** REQUIRED TASK **
Swap "checkbox" for "tickbox" in the items from the line containing "What elements are" through the line containing "clear-button[interactable] bbox=[782, 63, 828, 93]". Return only those lines, with everything else left as it is.

** INFORMATION GIVEN **

--- START ---

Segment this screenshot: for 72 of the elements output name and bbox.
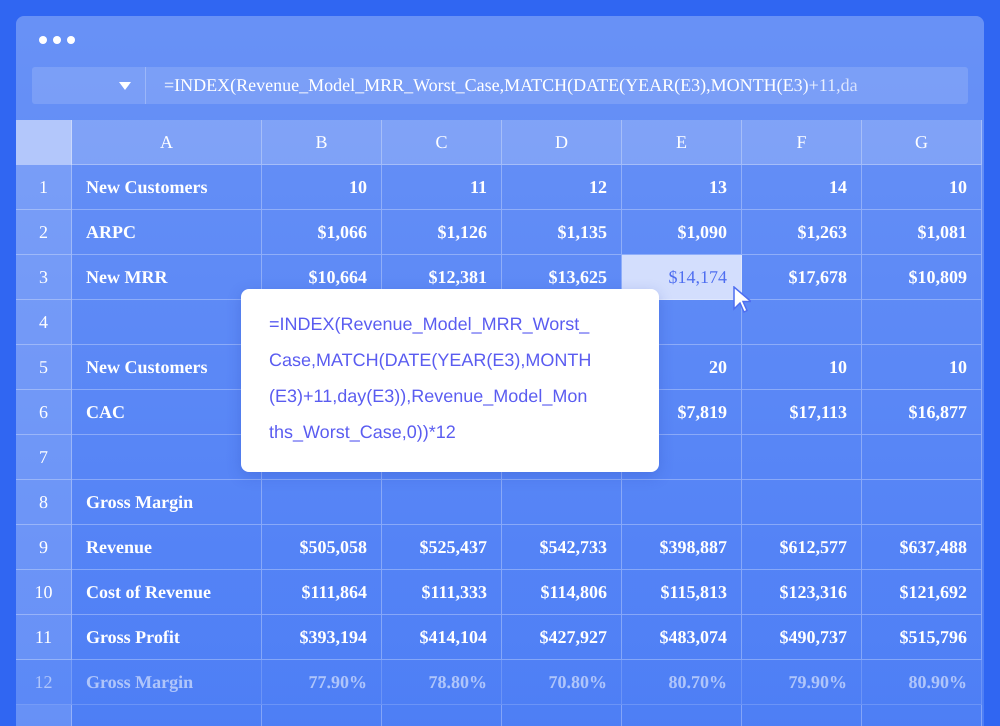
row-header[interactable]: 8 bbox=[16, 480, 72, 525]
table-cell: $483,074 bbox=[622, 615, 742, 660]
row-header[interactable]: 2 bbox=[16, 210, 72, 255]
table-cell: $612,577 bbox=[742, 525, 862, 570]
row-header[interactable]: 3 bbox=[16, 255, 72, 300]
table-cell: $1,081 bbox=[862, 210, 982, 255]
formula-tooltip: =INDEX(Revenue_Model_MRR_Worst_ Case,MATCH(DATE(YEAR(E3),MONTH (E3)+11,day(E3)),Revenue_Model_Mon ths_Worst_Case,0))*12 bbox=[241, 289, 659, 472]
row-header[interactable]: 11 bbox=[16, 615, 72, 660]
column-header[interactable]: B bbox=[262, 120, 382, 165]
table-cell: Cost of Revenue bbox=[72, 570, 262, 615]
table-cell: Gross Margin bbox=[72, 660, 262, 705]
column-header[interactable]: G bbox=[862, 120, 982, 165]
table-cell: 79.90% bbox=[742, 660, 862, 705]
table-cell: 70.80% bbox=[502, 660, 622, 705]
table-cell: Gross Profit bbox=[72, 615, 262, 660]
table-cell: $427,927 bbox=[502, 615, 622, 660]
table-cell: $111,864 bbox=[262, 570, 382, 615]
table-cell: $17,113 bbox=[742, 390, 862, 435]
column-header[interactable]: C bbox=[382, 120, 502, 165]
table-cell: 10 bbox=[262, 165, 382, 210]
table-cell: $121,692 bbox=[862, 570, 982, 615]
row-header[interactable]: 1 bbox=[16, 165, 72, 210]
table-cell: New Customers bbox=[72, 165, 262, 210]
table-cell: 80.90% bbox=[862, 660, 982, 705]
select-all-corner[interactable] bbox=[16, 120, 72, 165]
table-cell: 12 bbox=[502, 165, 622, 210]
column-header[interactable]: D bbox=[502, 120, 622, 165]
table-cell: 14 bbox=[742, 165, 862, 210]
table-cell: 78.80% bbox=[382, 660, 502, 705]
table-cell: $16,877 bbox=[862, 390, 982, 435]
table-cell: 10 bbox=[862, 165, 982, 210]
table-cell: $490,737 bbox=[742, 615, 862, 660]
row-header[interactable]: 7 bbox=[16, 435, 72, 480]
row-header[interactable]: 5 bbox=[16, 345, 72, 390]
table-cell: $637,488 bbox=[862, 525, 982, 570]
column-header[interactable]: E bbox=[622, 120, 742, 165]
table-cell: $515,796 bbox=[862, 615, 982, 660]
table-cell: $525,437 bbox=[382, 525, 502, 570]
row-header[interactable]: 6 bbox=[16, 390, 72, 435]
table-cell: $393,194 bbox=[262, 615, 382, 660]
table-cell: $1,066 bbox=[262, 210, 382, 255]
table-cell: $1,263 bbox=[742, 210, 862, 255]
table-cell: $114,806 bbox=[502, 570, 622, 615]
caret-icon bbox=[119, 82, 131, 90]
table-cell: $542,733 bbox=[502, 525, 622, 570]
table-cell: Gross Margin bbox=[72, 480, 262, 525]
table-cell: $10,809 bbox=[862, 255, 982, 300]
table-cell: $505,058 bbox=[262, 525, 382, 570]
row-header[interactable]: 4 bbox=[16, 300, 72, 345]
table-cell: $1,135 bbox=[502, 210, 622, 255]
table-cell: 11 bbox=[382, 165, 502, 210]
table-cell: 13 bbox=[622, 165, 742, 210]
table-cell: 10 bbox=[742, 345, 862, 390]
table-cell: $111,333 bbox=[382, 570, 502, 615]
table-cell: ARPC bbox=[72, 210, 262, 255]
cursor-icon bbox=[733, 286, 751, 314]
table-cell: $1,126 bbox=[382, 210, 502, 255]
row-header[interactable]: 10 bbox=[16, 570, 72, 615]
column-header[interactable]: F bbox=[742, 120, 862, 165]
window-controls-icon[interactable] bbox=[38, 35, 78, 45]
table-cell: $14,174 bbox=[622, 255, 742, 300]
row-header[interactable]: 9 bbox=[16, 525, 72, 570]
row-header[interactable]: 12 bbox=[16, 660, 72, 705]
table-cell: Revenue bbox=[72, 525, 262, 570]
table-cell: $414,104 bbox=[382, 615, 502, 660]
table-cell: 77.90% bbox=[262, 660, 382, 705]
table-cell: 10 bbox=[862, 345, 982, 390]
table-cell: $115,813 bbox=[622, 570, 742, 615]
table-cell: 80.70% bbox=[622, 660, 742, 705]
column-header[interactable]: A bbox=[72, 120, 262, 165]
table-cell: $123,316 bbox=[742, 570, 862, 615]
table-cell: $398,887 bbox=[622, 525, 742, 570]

--- END ---
--- START ---

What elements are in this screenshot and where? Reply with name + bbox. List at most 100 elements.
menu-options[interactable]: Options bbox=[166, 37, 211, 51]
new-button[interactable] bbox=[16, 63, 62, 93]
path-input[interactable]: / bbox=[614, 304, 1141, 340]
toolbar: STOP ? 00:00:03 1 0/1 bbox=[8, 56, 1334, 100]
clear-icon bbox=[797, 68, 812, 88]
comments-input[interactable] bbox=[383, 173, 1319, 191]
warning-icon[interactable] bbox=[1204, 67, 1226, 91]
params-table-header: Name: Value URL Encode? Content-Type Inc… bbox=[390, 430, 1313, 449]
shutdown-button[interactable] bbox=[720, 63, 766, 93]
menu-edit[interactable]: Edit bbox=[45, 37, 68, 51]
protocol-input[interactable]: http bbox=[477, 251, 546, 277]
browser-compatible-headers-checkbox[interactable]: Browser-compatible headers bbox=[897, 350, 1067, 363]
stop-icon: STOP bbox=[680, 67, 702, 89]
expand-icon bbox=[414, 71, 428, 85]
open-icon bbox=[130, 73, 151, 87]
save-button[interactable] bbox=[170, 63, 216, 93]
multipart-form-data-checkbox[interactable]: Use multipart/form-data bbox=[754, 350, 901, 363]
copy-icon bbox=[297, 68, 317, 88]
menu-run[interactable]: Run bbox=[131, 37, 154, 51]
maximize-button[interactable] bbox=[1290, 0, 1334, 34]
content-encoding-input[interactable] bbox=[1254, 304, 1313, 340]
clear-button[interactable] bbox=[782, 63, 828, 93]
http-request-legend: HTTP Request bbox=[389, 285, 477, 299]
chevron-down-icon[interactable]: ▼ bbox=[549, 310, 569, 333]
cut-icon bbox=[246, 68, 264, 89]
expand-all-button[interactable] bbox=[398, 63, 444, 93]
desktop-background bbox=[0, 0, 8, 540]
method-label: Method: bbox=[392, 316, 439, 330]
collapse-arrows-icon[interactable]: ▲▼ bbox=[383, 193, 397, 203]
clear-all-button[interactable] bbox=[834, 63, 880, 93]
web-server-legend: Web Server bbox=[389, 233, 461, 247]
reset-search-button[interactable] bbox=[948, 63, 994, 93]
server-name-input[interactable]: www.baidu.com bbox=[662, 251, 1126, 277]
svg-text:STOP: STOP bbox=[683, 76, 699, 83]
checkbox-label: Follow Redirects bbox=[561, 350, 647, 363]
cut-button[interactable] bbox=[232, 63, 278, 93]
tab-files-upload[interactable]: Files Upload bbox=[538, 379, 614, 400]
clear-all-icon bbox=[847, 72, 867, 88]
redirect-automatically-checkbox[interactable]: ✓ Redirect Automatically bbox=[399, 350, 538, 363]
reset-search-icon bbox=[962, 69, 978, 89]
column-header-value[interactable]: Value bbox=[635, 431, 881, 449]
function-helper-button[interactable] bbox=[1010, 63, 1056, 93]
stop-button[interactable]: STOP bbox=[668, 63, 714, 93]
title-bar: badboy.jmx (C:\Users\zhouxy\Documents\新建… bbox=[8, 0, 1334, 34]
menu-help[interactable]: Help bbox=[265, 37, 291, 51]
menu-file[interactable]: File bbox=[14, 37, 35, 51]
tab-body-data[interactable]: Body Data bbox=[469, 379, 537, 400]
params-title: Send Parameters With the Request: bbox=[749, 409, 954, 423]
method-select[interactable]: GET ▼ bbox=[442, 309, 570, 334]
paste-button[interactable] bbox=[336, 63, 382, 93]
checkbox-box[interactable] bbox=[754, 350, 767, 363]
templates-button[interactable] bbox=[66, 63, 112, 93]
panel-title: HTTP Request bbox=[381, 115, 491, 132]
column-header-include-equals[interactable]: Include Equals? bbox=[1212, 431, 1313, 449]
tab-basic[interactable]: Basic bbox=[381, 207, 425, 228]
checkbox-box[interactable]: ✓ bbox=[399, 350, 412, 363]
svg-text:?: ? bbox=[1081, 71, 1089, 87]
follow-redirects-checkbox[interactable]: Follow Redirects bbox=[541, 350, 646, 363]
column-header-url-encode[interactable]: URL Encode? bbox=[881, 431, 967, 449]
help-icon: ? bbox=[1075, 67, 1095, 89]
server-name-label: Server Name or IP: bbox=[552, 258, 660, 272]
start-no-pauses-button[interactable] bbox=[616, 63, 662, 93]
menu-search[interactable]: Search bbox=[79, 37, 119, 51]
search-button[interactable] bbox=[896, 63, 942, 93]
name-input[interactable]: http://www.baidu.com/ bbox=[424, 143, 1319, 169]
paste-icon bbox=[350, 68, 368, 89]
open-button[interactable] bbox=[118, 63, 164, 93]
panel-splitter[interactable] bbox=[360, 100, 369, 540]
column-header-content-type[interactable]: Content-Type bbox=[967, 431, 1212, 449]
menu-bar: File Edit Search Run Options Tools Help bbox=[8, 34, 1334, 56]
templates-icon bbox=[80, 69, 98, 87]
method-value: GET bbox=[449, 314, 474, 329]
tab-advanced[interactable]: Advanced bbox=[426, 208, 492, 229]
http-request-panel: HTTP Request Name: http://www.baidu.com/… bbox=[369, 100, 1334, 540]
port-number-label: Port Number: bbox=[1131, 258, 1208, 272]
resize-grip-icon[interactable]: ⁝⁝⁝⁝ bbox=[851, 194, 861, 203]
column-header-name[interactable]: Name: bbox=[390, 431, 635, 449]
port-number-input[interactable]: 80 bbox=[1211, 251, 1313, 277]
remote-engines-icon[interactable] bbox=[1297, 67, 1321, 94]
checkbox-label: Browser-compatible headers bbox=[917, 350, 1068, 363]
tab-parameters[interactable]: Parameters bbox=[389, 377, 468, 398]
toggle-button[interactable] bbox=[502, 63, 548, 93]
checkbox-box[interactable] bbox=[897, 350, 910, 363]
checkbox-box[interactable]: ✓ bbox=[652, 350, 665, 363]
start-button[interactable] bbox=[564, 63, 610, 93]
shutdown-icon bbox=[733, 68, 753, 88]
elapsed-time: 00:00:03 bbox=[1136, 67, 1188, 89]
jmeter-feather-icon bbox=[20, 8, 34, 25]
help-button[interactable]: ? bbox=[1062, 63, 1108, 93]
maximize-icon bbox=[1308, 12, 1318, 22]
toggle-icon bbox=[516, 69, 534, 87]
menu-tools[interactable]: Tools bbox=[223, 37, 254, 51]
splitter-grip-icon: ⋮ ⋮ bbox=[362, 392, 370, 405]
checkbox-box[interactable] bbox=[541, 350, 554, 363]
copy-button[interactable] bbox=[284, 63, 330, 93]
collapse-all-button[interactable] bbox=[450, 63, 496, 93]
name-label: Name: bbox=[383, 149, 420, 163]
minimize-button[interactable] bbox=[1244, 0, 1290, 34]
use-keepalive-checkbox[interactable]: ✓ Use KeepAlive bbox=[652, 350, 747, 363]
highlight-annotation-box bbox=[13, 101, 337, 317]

--- END ---
--- START ---

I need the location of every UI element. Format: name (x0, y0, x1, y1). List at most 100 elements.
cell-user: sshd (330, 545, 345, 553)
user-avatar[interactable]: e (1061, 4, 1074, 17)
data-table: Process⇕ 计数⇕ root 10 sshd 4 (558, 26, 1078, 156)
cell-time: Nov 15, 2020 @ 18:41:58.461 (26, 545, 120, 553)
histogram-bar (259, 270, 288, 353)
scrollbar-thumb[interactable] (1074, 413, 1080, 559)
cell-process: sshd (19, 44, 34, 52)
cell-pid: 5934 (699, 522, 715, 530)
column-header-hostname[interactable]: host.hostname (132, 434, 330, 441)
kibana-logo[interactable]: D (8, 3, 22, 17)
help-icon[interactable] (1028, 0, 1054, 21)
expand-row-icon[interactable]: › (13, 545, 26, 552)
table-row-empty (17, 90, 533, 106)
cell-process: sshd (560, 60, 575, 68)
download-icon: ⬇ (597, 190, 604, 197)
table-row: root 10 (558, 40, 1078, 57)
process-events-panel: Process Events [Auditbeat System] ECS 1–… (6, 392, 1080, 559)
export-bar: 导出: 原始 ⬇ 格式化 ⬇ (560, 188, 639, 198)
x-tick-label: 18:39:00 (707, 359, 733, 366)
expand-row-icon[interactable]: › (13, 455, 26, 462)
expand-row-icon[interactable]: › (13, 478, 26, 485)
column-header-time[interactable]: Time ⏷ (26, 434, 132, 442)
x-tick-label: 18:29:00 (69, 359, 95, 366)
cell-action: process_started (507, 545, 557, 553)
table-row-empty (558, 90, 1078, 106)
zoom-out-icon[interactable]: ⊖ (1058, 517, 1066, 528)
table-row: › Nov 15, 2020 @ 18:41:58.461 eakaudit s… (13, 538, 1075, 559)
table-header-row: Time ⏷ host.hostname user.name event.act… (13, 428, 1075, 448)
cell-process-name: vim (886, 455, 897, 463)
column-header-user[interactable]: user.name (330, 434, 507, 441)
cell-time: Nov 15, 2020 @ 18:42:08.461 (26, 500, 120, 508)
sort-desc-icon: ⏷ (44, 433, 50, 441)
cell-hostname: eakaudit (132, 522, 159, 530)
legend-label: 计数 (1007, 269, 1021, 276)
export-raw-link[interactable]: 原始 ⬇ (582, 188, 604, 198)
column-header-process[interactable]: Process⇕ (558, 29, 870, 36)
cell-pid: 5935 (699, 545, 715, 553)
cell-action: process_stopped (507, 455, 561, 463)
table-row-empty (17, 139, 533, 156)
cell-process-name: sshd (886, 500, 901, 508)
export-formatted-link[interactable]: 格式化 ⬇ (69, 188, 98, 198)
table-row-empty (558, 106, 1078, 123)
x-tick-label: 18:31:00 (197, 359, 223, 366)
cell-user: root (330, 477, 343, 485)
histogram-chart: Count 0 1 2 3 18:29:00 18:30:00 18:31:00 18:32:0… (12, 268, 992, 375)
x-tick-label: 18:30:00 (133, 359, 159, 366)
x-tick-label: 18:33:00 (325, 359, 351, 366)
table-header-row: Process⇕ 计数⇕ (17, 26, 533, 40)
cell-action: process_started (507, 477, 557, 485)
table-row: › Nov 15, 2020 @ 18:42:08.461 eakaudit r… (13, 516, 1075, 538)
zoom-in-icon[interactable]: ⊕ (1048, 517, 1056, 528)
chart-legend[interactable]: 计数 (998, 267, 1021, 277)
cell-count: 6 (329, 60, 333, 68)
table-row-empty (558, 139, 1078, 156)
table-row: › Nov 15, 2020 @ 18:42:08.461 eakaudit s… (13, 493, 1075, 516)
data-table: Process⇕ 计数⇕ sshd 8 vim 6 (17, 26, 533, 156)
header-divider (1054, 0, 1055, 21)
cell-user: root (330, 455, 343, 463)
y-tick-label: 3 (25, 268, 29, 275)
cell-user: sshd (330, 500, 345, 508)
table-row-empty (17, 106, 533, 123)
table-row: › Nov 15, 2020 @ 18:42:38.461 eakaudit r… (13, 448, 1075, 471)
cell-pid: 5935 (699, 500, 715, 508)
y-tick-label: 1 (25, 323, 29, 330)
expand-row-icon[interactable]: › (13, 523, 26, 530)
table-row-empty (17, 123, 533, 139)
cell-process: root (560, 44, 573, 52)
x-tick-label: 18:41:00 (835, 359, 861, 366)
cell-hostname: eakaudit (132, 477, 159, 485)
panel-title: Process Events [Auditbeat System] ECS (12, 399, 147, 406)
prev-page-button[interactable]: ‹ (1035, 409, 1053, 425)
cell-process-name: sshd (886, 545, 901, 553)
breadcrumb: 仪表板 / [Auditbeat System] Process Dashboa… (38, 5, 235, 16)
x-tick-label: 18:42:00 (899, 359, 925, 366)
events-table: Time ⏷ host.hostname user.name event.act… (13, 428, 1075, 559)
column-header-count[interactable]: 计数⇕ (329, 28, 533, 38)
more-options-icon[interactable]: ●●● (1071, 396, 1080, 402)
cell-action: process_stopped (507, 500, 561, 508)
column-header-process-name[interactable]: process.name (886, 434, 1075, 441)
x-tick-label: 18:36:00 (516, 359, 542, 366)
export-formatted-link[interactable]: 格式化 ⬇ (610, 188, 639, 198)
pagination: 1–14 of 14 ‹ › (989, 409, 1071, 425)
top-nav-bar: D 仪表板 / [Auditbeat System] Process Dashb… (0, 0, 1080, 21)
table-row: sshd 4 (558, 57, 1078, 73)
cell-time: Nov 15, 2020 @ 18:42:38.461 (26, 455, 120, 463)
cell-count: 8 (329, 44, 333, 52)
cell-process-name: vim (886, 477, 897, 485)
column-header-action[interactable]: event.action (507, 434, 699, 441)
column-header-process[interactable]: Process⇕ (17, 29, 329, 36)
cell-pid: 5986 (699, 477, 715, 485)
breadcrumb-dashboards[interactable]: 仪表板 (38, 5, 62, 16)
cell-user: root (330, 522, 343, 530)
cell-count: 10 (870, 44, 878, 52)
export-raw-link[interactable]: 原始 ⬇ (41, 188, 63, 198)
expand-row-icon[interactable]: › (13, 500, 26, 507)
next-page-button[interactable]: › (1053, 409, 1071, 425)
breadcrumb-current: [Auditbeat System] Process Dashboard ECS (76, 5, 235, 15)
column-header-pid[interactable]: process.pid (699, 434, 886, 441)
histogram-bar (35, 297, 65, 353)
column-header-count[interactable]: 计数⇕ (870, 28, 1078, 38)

--- END ---

** SOLVED EXERCISE **
What elements are in this screenshot and where? Reply with name + bbox. List at most 100 elements.
menu-options[interactable]: Options bbox=[166, 37, 211, 51]
new-button[interactable] bbox=[16, 63, 62, 93]
path-input[interactable]: / bbox=[614, 304, 1141, 340]
toolbar: STOP ? 00:00:03 1 0/1 bbox=[8, 56, 1334, 100]
clear-icon bbox=[797, 68, 812, 88]
comments-input[interactable] bbox=[383, 173, 1319, 191]
warning-icon[interactable] bbox=[1204, 67, 1226, 91]
params-table-header: Name: Value URL Encode? Content-Type Inc… bbox=[390, 430, 1313, 449]
shutdown-button[interactable] bbox=[720, 63, 766, 93]
menu-edit[interactable]: Edit bbox=[45, 37, 68, 51]
protocol-input[interactable]: http bbox=[477, 251, 546, 277]
browser-compatible-headers-tickbox[interactable]: Browser-compatible headers bbox=[897, 350, 1067, 363]
stop-icon: STOP bbox=[680, 67, 702, 89]
expand-icon bbox=[414, 71, 428, 85]
open-icon bbox=[130, 73, 151, 87]
save-button[interactable] bbox=[170, 63, 216, 93]
multipart-form-data-tickbox[interactable]: Use multipart/form-data bbox=[754, 350, 901, 363]
copy-icon bbox=[297, 68, 317, 88]
menu-run[interactable]: Run bbox=[131, 37, 154, 51]
maximize-button[interactable] bbox=[1290, 0, 1334, 34]
content-encoding-input[interactable] bbox=[1254, 304, 1313, 340]
clear-button[interactable] bbox=[782, 63, 828, 93]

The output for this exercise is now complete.